* _Work to do_: How many lines in the records below contain the word "name"? Answer with the number alone.

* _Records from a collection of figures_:
------------

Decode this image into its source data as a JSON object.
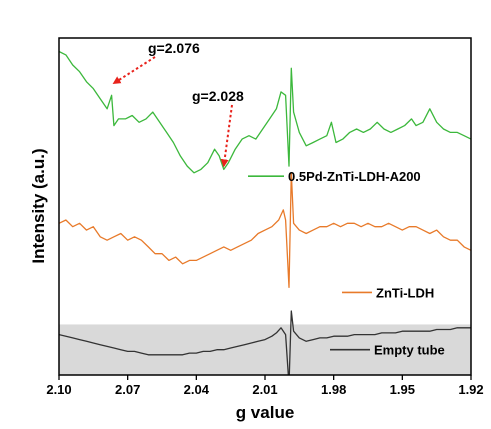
{
  "chart_data": {
    "type": "line",
    "title": "",
    "xlabel": "g value",
    "ylabel": "Intensity (a.u.)",
    "xlim": [
      2.1,
      1.92
    ],
    "x_reversed": true,
    "ylim": [
      0,
      10
    ],
    "grid": false,
    "legend_placement": "inline-right",
    "x_ticks": [
      "2.10",
      "2.07",
      "2.04",
      "2.01",
      "1.98",
      "1.95",
      "1.92"
    ],
    "x_tick_values": [
      2.1,
      2.07,
      2.04,
      2.01,
      1.98,
      1.95,
      1.92
    ],
    "shaded_region": {
      "series": "Empty tube",
      "y_range": [
        0,
        1.5
      ],
      "color": "#d9d9d9"
    },
    "annotations": [
      {
        "text": "g=2.076",
        "x": 2.076,
        "y": 8.6,
        "color": "#e8221b"
      },
      {
        "text": "g=2.028",
        "x": 2.028,
        "y": 6.15,
        "color": "#e8221b"
      }
    ],
    "series": [
      {
        "name": "0.5Pd-ZnTi-LDH-A200",
        "color": "#3cb83c",
        "points": [
          [
            2.1,
            9.6
          ],
          [
            2.097,
            9.5
          ],
          [
            2.094,
            9.2
          ],
          [
            2.091,
            9.0
          ],
          [
            2.088,
            8.7
          ],
          [
            2.085,
            8.5
          ],
          [
            2.082,
            8.2
          ],
          [
            2.079,
            7.9
          ],
          [
            2.077,
            8.3
          ],
          [
            2.076,
            7.4
          ],
          [
            2.074,
            7.6
          ],
          [
            2.071,
            7.6
          ],
          [
            2.068,
            7.7
          ],
          [
            2.065,
            7.5
          ],
          [
            2.062,
            7.6
          ],
          [
            2.059,
            7.8
          ],
          [
            2.056,
            7.5
          ],
          [
            2.053,
            7.2
          ],
          [
            2.05,
            6.9
          ],
          [
            2.047,
            6.5
          ],
          [
            2.044,
            6.2
          ],
          [
            2.041,
            6.0
          ],
          [
            2.038,
            6.1
          ],
          [
            2.035,
            6.3
          ],
          [
            2.032,
            6.7
          ],
          [
            2.03,
            6.5
          ],
          [
            2.028,
            6.1
          ],
          [
            2.026,
            6.3
          ],
          [
            2.023,
            6.7
          ],
          [
            2.02,
            7.0
          ],
          [
            2.017,
            7.1
          ],
          [
            2.014,
            7.0
          ],
          [
            2.011,
            7.3
          ],
          [
            2.008,
            7.6
          ],
          [
            2.005,
            7.9
          ],
          [
            2.003,
            8.4
          ],
          [
            2.001,
            8.3
          ],
          [
            1.9995,
            6.2
          ],
          [
            1.9985,
            9.1
          ],
          [
            1.9975,
            7.8
          ],
          [
            1.995,
            7.2
          ],
          [
            1.992,
            6.8
          ],
          [
            1.989,
            6.9
          ],
          [
            1.986,
            7.0
          ],
          [
            1.983,
            7.1
          ],
          [
            1.981,
            7.5
          ],
          [
            1.979,
            6.9
          ],
          [
            1.976,
            7.0
          ],
          [
            1.973,
            7.2
          ],
          [
            1.97,
            7.3
          ],
          [
            1.967,
            7.2
          ],
          [
            1.964,
            7.3
          ],
          [
            1.961,
            7.5
          ],
          [
            1.958,
            7.3
          ],
          [
            1.955,
            7.2
          ],
          [
            1.952,
            7.3
          ],
          [
            1.949,
            7.4
          ],
          [
            1.946,
            7.6
          ],
          [
            1.944,
            7.4
          ],
          [
            1.941,
            7.5
          ],
          [
            1.938,
            7.9
          ],
          [
            1.935,
            7.5
          ],
          [
            1.932,
            7.3
          ],
          [
            1.929,
            7.2
          ],
          [
            1.926,
            7.2
          ],
          [
            1.923,
            7.1
          ],
          [
            1.92,
            7.0
          ]
        ]
      },
      {
        "name": "ZnTi-LDH",
        "color": "#e87a2a",
        "points": [
          [
            2.1,
            4.5
          ],
          [
            2.097,
            4.6
          ],
          [
            2.094,
            4.4
          ],
          [
            2.091,
            4.5
          ],
          [
            2.088,
            4.3
          ],
          [
            2.085,
            4.4
          ],
          [
            2.082,
            4.1
          ],
          [
            2.079,
            4.0
          ],
          [
            2.076,
            4.1
          ],
          [
            2.073,
            4.2
          ],
          [
            2.07,
            4.0
          ],
          [
            2.067,
            4.1
          ],
          [
            2.064,
            4.0
          ],
          [
            2.061,
            3.8
          ],
          [
            2.058,
            3.6
          ],
          [
            2.055,
            3.6
          ],
          [
            2.052,
            3.4
          ],
          [
            2.049,
            3.5
          ],
          [
            2.046,
            3.3
          ],
          [
            2.043,
            3.4
          ],
          [
            2.04,
            3.4
          ],
          [
            2.037,
            3.5
          ],
          [
            2.034,
            3.6
          ],
          [
            2.031,
            3.7
          ],
          [
            2.028,
            3.8
          ],
          [
            2.025,
            3.7
          ],
          [
            2.022,
            3.8
          ],
          [
            2.019,
            3.9
          ],
          [
            2.016,
            4.0
          ],
          [
            2.013,
            4.2
          ],
          [
            2.01,
            4.3
          ],
          [
            2.007,
            4.4
          ],
          [
            2.004,
            4.6
          ],
          [
            2.002,
            4.9
          ],
          [
            2.001,
            4.6
          ],
          [
            1.9995,
            2.6
          ],
          [
            1.9985,
            6.0
          ],
          [
            1.9975,
            4.5
          ],
          [
            1.995,
            4.3
          ],
          [
            1.992,
            4.2
          ],
          [
            1.989,
            4.3
          ],
          [
            1.986,
            4.4
          ],
          [
            1.983,
            4.4
          ],
          [
            1.98,
            4.5
          ],
          [
            1.977,
            4.4
          ],
          [
            1.974,
            4.5
          ],
          [
            1.971,
            4.5
          ],
          [
            1.968,
            4.4
          ],
          [
            1.965,
            4.5
          ],
          [
            1.962,
            4.4
          ],
          [
            1.959,
            4.4
          ],
          [
            1.956,
            4.5
          ],
          [
            1.953,
            4.4
          ],
          [
            1.95,
            4.3
          ],
          [
            1.947,
            4.4
          ],
          [
            1.944,
            4.4
          ],
          [
            1.941,
            4.3
          ],
          [
            1.938,
            4.2
          ],
          [
            1.935,
            4.3
          ],
          [
            1.932,
            4.1
          ],
          [
            1.929,
            4.0
          ],
          [
            1.926,
            4.0
          ],
          [
            1.923,
            3.8
          ],
          [
            1.92,
            3.7
          ]
        ]
      },
      {
        "name": "Empty tube",
        "color": "#333333",
        "points": [
          [
            2.1,
            1.2
          ],
          [
            2.097,
            1.15
          ],
          [
            2.094,
            1.1
          ],
          [
            2.091,
            1.05
          ],
          [
            2.088,
            1.0
          ],
          [
            2.085,
            0.95
          ],
          [
            2.082,
            0.9
          ],
          [
            2.079,
            0.85
          ],
          [
            2.076,
            0.8
          ],
          [
            2.073,
            0.75
          ],
          [
            2.07,
            0.7
          ],
          [
            2.067,
            0.7
          ],
          [
            2.064,
            0.65
          ],
          [
            2.061,
            0.6
          ],
          [
            2.058,
            0.6
          ],
          [
            2.055,
            0.6
          ],
          [
            2.052,
            0.6
          ],
          [
            2.049,
            0.6
          ],
          [
            2.046,
            0.6
          ],
          [
            2.043,
            0.65
          ],
          [
            2.04,
            0.65
          ],
          [
            2.037,
            0.7
          ],
          [
            2.034,
            0.7
          ],
          [
            2.031,
            0.75
          ],
          [
            2.028,
            0.75
          ],
          [
            2.025,
            0.8
          ],
          [
            2.022,
            0.85
          ],
          [
            2.019,
            0.9
          ],
          [
            2.016,
            0.95
          ],
          [
            2.013,
            1.0
          ],
          [
            2.01,
            1.05
          ],
          [
            2.007,
            1.15
          ],
          [
            2.005,
            1.25
          ],
          [
            2.003,
            1.4
          ],
          [
            2.001,
            1.2
          ],
          [
            1.9995,
            -0.3
          ],
          [
            1.9985,
            1.9
          ],
          [
            1.9975,
            1.3
          ],
          [
            1.995,
            1.1
          ],
          [
            1.992,
            1.0
          ],
          [
            1.989,
            1.05
          ],
          [
            1.986,
            1.1
          ],
          [
            1.983,
            1.1
          ],
          [
            1.98,
            1.15
          ],
          [
            1.977,
            1.15
          ],
          [
            1.974,
            1.15
          ],
          [
            1.971,
            1.2
          ],
          [
            1.968,
            1.2
          ],
          [
            1.965,
            1.2
          ],
          [
            1.962,
            1.2
          ],
          [
            1.959,
            1.25
          ],
          [
            1.956,
            1.25
          ],
          [
            1.953,
            1.25
          ],
          [
            1.95,
            1.3
          ],
          [
            1.947,
            1.3
          ],
          [
            1.944,
            1.3
          ],
          [
            1.941,
            1.3
          ],
          [
            1.938,
            1.3
          ],
          [
            1.935,
            1.35
          ],
          [
            1.932,
            1.35
          ],
          [
            1.929,
            1.35
          ],
          [
            1.926,
            1.4
          ],
          [
            1.923,
            1.4
          ],
          [
            1.92,
            1.4
          ]
        ]
      }
    ]
  }
}
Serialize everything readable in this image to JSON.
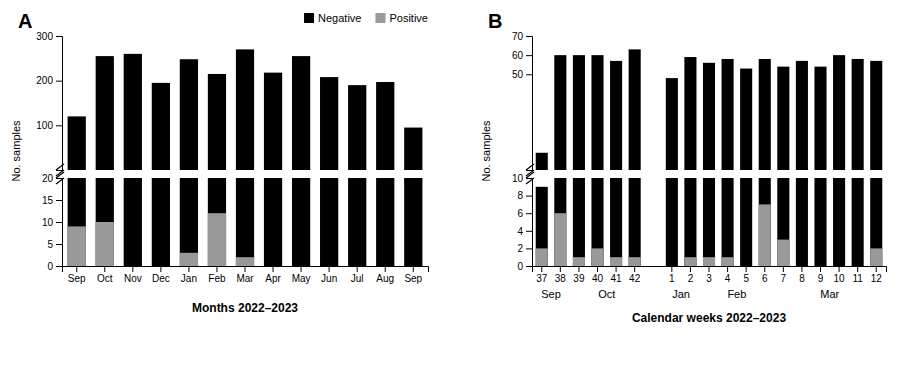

------------

* _Completed task_: 3